* [DIRECTIVE] Reproduce the entire listing word for word.
****************************************
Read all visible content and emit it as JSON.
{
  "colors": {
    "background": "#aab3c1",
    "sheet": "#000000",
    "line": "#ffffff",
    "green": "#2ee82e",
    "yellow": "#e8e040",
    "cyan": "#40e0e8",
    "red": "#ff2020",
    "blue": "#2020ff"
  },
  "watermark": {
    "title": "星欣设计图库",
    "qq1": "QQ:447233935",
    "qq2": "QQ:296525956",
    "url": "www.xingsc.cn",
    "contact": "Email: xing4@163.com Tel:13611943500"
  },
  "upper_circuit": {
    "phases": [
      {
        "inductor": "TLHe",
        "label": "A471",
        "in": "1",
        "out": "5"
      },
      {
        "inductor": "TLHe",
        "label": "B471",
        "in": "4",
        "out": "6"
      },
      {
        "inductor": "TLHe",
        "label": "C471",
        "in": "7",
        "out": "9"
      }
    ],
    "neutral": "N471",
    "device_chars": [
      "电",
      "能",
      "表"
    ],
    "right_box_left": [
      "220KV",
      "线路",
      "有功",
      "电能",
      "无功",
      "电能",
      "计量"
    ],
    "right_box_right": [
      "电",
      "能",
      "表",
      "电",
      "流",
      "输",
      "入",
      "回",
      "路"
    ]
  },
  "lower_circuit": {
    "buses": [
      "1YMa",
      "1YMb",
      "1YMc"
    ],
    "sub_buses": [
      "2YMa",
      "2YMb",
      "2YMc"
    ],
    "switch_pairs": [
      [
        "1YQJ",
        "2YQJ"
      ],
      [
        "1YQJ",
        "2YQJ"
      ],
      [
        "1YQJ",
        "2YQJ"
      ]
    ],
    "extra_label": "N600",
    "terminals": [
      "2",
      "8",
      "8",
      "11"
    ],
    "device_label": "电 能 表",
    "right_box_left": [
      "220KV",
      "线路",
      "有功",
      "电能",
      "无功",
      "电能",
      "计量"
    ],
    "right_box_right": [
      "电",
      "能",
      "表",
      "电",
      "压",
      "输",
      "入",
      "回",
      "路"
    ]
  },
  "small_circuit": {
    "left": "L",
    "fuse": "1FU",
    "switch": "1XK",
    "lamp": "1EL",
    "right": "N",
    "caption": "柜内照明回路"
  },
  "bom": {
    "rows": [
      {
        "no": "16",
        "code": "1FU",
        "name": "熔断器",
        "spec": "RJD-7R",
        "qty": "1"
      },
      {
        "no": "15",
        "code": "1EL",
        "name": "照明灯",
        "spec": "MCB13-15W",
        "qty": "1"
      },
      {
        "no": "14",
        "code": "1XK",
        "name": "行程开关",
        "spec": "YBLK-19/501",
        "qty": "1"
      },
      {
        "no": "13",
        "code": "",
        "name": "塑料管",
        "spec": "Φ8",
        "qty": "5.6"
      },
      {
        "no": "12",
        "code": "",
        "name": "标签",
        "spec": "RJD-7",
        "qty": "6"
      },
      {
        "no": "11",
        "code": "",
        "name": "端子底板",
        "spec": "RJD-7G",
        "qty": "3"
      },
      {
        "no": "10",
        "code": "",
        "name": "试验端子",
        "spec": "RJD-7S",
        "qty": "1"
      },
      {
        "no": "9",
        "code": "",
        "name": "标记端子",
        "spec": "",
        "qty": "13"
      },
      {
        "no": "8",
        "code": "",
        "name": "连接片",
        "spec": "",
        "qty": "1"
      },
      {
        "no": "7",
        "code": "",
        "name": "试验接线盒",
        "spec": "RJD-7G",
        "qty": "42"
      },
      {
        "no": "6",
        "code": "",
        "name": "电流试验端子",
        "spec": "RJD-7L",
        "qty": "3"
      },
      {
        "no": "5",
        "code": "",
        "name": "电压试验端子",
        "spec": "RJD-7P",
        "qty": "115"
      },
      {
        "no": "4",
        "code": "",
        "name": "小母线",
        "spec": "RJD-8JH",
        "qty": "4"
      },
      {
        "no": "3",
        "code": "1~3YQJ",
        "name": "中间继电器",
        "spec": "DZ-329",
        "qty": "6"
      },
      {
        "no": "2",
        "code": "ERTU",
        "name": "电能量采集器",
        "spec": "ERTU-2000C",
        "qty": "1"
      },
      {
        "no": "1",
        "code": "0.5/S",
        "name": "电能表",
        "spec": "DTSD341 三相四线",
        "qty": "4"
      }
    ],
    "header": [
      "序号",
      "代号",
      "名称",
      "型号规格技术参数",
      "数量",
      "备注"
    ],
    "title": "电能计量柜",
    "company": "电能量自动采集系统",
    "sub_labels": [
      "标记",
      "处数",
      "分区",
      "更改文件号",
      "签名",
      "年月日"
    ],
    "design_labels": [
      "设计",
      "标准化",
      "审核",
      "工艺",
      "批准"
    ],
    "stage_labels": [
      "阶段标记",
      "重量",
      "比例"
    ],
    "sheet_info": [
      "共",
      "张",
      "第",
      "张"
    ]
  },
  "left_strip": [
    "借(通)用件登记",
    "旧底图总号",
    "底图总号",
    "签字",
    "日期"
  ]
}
****************************************
* [WRITTEN RESPONSE]
Read all visible content and emit it as JSON.
{
  "colors": {
    "background": "#aab3c1",
    "sheet": "#000000",
    "line": "#ffffff",
    "green": "#2ee82e",
    "yellow": "#e8e040",
    "cyan": "#40e0e8",
    "red": "#ff2020",
    "blue": "#2020ff"
  },
  "watermark": {
    "title": "星欣设计图库",
    "qq1": "QQ:447233935",
    "qq2": "QQ:296525956",
    "url": "www.xingsc.cn",
    "contact": "Email: xing4@163.com Tel:13611943500"
  },
  "upper_circuit": {
    "phases": [
      {
        "inductor": "TLHe",
        "label": "A471",
        "in": "1",
        "out": "5"
      },
      {
        "inductor": "TLHe",
        "label": "B471",
        "in": "4",
        "out": "6"
      },
      {
        "inductor": "TLHe",
        "label": "C471",
        "in": "7",
        "out": "9"
      }
    ],
    "neutral": "N471",
    "device_chars": [
      "电",
      "能",
      "表"
    ],
    "right_box_left": [
      "220KV",
      "线路",
      "有功",
      "电能",
      "无功",
      "电能",
      "计量"
    ],
    "right_box_right": [
      "电",
      "能",
      "表",
      "电",
      "流",
      "输",
      "入",
      "回",
      "路"
    ]
  },
  "lower_circuit": {
    "buses": [
      "1YMa",
      "1YMb",
      "1YMc"
    ],
    "sub_buses": [
      "2YMa",
      "2YMb",
      "2YMc"
    ],
    "switch_pairs": [
      [
        "1YQJ",
        "2YQJ"
      ],
      [
        "1YQJ",
        "2YQJ"
      ],
      [
        "1YQJ",
        "2YQJ"
      ]
    ],
    "extra_label": "N600",
    "terminals": [
      "2",
      "8",
      "8",
      "11"
    ],
    "device_label": "电 能 表",
    "right_box_left": [
      "220KV",
      "线路",
      "有功",
      "电能",
      "无功",
      "电能",
      "计量"
    ],
    "right_box_right": [
      "电",
      "能",
      "表",
      "电",
      "压",
      "输",
      "入",
      "回",
      "路"
    ]
  },
  "small_circuit": {
    "left": "L",
    "fuse": "1FU",
    "switch": "1XK",
    "lamp": "1EL",
    "right": "N",
    "caption": "柜内照明回路"
  },
  "bom": {
    "rows": [
      {
        "no": "16",
        "code": "1FU",
        "name": "熔断器",
        "spec": "RJD-7R",
        "qty": "1"
      },
      {
        "no": "15",
        "code": "1EL",
        "name": "照明灯",
        "spec": "MCB13-15W",
        "qty": "1"
      },
      {
        "no": "14",
        "code": "1XK",
        "name": "行程开关",
        "spec": "YBLK-19/501",
        "qty": "1"
      },
      {
        "no": "13",
        "code": "",
        "name": "塑料管",
        "spec": "Φ8",
        "qty": "5.6"
      },
      {
        "no": "12",
        "code": "",
        "name": "标签",
        "spec": "RJD-7",
        "qty": "6"
      },
      {
        "no": "11",
        "code": "",
        "name": "端子底板",
        "spec": "RJD-7G",
        "qty": "3"
      },
      {
        "no": "10",
        "code": "",
        "name": "试验端子",
        "spec": "RJD-7S",
        "qty": "1"
      },
      {
        "no": "9",
        "code": "",
        "name": "标记端子",
        "spec": "",
        "qty": "13"
      },
      {
        "no": "8",
        "code": "",
        "name": "连接片",
        "spec": "",
        "qty": "1"
      },
      {
        "no": "7",
        "code": "",
        "name": "试验接线盒",
        "spec": "RJD-7G",
        "qty": "42"
      },
      {
        "no": "6",
        "code": "",
        "name": "电流试验端子",
        "spec": "RJD-7L",
        "qty": "3"
      },
      {
        "no": "5",
        "code": "",
        "name": "电压试验端子",
        "spec": "RJD-7P",
        "qty": "115"
      },
      {
        "no": "4",
        "code": "",
        "name": "小母线",
        "spec": "RJD-8JH",
        "qty": "4"
      },
      {
        "no": "3",
        "code": "1~3YQJ",
        "name": "中间继电器",
        "spec": "DZ-329",
        "qty": "6"
      },
      {
        "no": "2",
        "code": "ERTU",
        "name": "电能量采集器",
        "spec": "ERTU-2000C",
        "qty": "1"
      },
      {
        "no": "1",
        "code": "0.5/S",
        "name": "电能表",
        "spec": "DTSD341 三相四线",
        "qty": "4"
      }
    ],
    "header": [
      "序号",
      "代号",
      "名称",
      "型号规格技术参数",
      "数量",
      "备注"
    ],
    "title": "电能计量柜",
    "company": "电能量自动采集系统",
    "sub_labels": [
      "标记",
      "处数",
      "分区",
      "更改文件号",
      "签名",
      "年月日"
    ],
    "design_labels": [
      "设计",
      "标准化",
      "审核",
      "工艺",
      "批准"
    ],
    "stage_labels": [
      "阶段标记",
      "重量",
      "比例"
    ],
    "sheet_info": [
      "共",
      "张",
      "第",
      "张"
    ]
  },
  "left_strip": [
    "借(通)用件登记",
    "旧底图总号",
    "底图总号",
    "签字",
    "日期"
  ]
}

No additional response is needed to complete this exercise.